Collect all lines from the listing that include the string "Региональная".

◆ **Exercise materials**
——
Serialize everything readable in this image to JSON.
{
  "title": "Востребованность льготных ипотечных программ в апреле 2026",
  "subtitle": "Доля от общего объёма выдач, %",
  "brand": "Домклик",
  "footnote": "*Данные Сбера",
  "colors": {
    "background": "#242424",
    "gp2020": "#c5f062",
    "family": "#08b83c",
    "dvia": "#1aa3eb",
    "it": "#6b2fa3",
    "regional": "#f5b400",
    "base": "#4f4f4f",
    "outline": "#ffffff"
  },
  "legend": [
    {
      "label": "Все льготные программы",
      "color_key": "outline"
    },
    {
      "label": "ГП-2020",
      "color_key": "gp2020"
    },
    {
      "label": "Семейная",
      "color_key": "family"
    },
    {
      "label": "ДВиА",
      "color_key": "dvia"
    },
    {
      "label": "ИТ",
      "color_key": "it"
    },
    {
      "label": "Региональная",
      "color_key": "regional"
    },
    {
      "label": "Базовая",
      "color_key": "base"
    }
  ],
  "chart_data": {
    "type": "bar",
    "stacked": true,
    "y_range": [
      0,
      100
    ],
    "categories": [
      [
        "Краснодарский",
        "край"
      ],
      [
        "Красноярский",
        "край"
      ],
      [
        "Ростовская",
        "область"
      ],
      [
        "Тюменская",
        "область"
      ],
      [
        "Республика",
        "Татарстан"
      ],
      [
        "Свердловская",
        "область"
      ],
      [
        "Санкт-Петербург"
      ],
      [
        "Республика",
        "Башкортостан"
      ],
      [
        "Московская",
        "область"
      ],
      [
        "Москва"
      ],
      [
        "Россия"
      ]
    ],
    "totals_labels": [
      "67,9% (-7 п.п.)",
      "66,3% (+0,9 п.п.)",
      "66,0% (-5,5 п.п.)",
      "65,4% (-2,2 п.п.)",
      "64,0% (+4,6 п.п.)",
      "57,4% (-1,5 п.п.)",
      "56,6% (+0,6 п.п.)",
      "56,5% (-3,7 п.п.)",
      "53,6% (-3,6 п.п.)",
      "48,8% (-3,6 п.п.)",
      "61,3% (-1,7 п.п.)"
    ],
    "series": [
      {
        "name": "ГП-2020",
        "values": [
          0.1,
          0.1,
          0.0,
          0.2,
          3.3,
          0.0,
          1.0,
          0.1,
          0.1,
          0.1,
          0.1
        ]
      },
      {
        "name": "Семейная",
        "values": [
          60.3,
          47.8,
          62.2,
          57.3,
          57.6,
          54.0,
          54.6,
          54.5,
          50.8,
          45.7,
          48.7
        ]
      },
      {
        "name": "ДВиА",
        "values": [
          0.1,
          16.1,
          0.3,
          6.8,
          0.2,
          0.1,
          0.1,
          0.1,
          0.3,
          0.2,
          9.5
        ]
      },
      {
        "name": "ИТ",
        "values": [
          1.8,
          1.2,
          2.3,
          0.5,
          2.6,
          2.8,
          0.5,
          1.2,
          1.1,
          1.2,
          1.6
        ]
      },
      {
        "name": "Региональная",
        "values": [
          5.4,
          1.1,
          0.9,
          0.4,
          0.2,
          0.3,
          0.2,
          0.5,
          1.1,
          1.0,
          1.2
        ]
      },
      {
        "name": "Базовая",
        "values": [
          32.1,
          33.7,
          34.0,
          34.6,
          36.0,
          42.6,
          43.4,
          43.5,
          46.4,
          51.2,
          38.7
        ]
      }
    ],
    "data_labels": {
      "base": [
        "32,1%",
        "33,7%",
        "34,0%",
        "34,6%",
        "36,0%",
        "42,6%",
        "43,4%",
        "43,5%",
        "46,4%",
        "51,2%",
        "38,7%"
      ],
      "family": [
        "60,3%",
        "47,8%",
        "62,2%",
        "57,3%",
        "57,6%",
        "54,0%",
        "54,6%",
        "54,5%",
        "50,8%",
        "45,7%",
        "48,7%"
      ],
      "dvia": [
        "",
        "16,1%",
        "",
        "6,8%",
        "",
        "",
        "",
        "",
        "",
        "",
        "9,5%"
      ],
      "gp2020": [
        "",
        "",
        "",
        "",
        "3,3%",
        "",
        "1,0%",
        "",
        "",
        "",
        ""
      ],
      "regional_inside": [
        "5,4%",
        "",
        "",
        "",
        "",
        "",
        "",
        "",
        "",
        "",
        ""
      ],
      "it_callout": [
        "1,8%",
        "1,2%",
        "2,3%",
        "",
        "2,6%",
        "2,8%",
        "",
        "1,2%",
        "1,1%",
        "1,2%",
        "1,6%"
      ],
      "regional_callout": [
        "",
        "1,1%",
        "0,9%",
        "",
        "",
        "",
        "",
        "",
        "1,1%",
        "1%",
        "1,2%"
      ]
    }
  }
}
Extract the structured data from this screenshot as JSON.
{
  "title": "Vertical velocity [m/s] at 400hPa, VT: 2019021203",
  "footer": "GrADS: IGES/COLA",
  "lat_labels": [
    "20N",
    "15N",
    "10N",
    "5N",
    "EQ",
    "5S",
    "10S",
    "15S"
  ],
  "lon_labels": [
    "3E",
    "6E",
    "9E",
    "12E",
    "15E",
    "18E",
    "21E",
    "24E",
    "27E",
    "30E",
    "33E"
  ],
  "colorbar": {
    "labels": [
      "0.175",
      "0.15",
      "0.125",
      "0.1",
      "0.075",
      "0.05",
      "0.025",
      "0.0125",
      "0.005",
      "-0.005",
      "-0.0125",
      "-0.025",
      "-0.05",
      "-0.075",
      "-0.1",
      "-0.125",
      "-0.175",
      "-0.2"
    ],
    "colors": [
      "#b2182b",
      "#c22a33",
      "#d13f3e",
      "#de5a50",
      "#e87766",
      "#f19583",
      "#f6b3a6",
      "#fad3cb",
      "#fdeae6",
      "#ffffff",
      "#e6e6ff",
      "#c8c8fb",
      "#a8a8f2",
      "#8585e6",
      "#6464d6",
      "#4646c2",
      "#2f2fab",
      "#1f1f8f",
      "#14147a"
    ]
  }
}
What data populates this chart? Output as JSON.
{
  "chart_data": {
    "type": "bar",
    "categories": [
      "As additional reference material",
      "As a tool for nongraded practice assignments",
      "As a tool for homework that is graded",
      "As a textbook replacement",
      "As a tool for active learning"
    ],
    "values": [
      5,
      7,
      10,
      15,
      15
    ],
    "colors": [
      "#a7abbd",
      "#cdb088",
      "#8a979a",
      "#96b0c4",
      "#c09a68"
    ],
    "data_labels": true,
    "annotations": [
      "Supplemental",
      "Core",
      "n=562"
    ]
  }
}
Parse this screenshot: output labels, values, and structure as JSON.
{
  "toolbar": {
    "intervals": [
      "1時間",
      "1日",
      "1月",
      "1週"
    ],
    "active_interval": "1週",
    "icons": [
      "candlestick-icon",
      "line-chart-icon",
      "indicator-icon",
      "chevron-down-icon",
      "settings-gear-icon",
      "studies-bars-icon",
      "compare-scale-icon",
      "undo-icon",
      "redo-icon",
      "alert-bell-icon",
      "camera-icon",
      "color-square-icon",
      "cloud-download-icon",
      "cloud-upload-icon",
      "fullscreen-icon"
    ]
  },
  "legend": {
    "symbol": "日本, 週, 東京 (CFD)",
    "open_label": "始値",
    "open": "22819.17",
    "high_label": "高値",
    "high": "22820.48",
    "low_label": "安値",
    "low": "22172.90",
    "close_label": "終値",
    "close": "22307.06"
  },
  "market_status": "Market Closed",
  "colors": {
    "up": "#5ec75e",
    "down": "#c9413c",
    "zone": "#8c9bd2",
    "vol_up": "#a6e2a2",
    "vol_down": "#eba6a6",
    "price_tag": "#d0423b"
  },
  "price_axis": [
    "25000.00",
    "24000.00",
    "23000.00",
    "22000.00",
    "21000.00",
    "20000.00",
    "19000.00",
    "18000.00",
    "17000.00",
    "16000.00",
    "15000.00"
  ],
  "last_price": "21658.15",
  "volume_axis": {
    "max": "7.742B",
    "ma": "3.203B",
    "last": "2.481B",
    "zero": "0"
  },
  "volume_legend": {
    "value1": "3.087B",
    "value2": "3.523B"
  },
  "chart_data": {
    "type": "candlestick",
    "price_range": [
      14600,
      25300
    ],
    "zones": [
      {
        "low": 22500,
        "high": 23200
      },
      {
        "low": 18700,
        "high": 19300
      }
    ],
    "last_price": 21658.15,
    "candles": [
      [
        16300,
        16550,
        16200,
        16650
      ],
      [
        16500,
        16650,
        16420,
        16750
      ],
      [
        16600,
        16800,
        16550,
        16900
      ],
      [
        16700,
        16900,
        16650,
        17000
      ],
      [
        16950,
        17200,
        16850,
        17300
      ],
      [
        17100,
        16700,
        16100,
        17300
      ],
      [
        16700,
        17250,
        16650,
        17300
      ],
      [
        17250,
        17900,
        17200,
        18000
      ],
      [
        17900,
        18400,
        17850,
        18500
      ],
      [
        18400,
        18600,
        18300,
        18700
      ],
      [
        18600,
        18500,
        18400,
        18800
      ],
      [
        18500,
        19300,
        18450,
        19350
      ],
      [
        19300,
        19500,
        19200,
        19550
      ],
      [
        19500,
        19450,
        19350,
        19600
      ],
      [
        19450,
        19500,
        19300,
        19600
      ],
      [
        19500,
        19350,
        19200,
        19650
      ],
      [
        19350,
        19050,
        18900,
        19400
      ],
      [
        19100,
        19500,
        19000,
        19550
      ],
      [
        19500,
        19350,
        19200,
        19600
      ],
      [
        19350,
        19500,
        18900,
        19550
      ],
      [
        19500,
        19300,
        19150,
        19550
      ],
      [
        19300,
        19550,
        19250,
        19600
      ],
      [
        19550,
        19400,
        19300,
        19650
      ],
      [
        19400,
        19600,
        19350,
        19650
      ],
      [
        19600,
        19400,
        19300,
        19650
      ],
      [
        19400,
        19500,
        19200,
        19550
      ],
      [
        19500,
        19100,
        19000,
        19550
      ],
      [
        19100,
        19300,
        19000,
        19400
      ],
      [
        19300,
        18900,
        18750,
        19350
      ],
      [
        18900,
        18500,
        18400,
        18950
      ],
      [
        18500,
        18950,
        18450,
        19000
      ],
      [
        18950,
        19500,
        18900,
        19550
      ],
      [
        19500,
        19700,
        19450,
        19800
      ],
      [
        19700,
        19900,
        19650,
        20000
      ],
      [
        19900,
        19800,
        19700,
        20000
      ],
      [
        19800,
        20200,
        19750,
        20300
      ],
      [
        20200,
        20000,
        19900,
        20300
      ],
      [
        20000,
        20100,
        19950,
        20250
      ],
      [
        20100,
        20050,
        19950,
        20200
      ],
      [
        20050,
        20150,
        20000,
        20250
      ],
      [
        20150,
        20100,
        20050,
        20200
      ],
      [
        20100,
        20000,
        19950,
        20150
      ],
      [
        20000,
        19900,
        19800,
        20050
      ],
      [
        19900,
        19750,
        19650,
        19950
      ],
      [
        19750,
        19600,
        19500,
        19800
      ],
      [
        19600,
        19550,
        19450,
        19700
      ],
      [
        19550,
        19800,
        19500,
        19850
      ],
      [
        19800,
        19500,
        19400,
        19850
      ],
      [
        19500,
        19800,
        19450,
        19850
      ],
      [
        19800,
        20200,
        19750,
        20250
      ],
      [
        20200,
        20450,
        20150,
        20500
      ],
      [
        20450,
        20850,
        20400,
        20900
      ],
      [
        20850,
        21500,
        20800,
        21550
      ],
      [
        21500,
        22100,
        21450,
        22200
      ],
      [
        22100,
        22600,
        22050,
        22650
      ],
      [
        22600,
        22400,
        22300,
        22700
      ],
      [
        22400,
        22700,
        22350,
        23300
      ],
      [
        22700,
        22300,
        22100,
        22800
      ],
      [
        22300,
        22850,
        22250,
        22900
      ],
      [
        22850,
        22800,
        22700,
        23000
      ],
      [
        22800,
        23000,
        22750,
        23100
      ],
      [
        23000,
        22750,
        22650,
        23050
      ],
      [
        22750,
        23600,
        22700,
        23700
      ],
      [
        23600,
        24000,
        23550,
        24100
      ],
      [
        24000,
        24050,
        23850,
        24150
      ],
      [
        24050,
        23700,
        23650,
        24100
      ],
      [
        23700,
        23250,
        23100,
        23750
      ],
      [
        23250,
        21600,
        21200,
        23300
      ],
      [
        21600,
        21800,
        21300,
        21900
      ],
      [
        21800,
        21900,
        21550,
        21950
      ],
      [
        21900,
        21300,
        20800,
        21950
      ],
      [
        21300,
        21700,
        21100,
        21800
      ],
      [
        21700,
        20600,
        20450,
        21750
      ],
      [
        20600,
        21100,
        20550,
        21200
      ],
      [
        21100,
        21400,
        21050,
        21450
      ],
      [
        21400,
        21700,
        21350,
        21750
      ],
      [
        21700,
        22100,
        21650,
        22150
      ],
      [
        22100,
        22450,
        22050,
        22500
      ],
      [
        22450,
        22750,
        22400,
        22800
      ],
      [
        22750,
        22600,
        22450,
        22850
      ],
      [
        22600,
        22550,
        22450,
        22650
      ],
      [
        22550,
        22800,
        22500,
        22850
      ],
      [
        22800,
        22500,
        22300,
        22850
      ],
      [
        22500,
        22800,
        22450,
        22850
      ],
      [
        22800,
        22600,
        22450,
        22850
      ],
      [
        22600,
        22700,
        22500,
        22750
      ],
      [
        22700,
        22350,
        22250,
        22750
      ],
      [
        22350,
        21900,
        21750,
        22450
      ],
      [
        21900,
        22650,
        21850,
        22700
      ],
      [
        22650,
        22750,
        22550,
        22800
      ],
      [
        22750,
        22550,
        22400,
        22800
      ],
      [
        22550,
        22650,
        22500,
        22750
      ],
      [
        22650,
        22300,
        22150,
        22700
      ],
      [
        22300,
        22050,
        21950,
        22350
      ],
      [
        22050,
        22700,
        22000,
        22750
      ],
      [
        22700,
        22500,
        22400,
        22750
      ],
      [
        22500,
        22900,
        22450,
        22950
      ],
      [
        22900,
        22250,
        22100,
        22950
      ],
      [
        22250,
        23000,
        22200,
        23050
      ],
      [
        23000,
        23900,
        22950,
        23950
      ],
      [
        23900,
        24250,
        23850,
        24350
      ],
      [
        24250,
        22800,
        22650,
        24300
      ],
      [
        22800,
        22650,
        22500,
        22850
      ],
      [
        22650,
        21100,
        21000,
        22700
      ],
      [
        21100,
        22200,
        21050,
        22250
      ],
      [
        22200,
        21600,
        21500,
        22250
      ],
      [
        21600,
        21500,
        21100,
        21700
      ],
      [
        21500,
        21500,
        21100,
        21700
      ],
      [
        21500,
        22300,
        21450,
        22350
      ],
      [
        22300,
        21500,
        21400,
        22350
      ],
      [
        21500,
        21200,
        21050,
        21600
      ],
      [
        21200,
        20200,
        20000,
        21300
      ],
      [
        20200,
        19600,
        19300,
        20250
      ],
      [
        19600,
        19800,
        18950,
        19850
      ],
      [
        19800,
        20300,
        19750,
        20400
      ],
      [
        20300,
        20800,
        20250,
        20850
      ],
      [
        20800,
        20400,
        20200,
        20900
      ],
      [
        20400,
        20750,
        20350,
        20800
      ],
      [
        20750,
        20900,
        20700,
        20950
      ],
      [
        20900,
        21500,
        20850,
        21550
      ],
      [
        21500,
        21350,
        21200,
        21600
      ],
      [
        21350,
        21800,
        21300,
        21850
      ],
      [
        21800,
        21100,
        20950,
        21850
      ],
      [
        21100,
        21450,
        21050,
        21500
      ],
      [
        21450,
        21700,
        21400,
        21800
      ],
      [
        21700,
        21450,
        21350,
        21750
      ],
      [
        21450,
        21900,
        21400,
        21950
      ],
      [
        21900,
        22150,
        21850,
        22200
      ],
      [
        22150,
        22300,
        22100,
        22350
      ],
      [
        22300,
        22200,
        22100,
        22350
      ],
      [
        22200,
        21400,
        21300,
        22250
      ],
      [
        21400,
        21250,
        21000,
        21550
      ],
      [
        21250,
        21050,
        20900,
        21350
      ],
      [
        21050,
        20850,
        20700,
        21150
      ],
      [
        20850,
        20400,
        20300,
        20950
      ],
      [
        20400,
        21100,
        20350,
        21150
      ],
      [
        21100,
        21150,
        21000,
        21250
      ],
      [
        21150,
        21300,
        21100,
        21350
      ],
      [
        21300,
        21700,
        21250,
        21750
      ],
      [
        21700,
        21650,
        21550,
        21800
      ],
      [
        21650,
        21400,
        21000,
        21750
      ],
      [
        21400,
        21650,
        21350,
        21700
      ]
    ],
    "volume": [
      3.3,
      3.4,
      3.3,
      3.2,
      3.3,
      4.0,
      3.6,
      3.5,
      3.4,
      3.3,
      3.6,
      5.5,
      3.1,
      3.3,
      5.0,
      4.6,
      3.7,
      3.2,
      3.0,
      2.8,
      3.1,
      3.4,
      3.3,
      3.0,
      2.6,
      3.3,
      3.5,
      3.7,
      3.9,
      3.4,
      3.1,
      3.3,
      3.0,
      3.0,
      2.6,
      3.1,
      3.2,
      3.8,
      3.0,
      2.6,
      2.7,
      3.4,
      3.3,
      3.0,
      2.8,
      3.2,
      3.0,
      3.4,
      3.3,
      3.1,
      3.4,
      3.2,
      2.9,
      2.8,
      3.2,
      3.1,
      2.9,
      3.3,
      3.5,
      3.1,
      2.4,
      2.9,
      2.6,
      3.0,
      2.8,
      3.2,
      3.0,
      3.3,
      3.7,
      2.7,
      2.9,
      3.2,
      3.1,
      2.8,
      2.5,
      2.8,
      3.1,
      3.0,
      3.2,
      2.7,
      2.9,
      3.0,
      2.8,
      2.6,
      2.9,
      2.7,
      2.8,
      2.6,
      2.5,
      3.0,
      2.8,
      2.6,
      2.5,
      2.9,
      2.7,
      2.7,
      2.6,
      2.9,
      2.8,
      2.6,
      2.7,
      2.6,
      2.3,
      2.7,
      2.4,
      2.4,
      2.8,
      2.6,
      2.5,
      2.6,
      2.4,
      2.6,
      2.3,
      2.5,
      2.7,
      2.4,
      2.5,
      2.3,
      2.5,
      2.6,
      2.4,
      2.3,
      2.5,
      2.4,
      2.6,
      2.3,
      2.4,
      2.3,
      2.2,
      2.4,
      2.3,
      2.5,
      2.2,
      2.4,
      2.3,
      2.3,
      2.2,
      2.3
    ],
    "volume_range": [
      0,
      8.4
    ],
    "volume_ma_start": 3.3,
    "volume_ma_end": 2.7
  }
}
——
◆ **Final answer**
      "label": "Региональная",
        "name": "Региональная",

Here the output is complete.